(Saved data entries)
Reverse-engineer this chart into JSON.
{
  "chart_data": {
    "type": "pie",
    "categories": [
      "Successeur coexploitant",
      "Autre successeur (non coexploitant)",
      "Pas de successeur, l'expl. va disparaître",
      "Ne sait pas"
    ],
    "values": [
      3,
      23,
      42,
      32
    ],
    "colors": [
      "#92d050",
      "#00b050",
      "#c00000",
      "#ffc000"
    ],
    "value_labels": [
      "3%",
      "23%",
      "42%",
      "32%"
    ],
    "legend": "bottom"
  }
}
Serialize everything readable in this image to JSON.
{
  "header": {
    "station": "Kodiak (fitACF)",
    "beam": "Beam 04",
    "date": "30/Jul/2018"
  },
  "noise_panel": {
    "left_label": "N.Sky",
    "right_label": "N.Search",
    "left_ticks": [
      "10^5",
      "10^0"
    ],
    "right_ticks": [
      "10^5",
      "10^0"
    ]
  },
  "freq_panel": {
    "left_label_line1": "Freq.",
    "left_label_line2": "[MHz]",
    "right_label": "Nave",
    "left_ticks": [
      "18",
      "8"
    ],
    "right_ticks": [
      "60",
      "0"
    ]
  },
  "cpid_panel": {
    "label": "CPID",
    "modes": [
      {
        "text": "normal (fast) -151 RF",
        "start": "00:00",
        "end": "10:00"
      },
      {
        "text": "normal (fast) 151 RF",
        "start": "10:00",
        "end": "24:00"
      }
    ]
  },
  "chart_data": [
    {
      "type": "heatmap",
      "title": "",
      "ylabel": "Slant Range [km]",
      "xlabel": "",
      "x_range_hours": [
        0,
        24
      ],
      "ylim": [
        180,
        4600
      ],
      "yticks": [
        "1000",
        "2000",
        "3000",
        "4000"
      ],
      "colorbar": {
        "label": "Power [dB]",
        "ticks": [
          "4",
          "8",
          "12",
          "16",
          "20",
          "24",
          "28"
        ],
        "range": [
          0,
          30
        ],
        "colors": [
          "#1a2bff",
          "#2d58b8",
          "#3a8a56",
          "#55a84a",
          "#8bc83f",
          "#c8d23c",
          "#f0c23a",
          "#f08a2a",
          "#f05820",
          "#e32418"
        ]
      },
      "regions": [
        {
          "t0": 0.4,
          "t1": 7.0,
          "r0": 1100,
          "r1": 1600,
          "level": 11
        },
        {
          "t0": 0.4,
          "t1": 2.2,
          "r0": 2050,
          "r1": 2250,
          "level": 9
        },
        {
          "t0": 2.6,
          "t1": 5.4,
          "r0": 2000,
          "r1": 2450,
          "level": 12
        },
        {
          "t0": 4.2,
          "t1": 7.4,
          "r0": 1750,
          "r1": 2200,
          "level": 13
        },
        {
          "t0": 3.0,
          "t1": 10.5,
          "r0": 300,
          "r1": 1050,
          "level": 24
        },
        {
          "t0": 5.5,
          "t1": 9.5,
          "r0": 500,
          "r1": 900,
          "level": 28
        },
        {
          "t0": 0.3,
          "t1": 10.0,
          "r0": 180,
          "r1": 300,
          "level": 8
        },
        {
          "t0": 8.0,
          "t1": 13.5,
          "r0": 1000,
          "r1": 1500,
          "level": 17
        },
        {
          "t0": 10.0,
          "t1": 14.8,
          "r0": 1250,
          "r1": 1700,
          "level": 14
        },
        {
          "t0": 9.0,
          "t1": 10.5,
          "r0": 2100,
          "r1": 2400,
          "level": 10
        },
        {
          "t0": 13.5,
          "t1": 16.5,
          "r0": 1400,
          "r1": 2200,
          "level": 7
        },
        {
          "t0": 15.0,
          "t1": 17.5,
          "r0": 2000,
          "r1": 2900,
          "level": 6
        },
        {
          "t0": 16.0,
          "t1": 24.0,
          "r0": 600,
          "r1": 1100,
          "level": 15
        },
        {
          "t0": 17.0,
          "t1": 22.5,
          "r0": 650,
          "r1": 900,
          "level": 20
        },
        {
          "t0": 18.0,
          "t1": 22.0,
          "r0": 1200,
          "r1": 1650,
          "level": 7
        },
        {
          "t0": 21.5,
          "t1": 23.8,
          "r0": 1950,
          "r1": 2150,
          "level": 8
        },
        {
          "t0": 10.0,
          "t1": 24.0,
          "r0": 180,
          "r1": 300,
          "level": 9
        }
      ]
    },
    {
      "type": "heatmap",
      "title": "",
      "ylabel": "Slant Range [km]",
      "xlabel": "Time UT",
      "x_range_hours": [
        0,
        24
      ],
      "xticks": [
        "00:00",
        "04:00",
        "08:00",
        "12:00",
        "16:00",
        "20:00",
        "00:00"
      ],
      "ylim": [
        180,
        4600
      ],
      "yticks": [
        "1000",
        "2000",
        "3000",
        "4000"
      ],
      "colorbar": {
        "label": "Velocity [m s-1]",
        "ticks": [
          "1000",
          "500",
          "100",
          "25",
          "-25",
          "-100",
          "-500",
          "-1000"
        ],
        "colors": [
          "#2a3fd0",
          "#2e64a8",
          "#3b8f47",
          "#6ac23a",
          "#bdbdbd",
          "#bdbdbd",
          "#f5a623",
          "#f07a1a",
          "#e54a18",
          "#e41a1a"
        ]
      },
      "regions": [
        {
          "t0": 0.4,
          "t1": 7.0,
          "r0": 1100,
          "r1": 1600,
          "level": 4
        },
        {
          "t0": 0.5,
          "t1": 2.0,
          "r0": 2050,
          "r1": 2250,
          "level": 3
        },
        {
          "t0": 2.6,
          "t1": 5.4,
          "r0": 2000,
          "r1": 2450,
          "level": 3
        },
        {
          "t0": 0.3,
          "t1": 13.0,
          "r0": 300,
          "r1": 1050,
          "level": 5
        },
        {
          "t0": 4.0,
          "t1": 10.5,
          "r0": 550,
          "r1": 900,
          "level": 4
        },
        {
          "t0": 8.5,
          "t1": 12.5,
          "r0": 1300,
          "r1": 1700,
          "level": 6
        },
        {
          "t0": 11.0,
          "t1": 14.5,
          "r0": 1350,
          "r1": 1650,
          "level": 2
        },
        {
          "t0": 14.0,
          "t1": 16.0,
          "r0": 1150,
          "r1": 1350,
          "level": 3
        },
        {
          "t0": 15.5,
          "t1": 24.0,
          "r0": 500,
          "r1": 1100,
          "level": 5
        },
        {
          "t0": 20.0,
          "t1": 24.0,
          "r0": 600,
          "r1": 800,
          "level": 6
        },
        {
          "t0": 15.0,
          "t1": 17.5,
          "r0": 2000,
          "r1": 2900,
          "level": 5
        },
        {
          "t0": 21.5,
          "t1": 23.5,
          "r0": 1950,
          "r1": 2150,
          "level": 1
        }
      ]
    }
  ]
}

§ Requirement: Copy every line from the entries that contains the word "coexploitant".

§ Solution to the problem:
      "Successeur coexploitant",
      "Autre successeur (non coexploitant)",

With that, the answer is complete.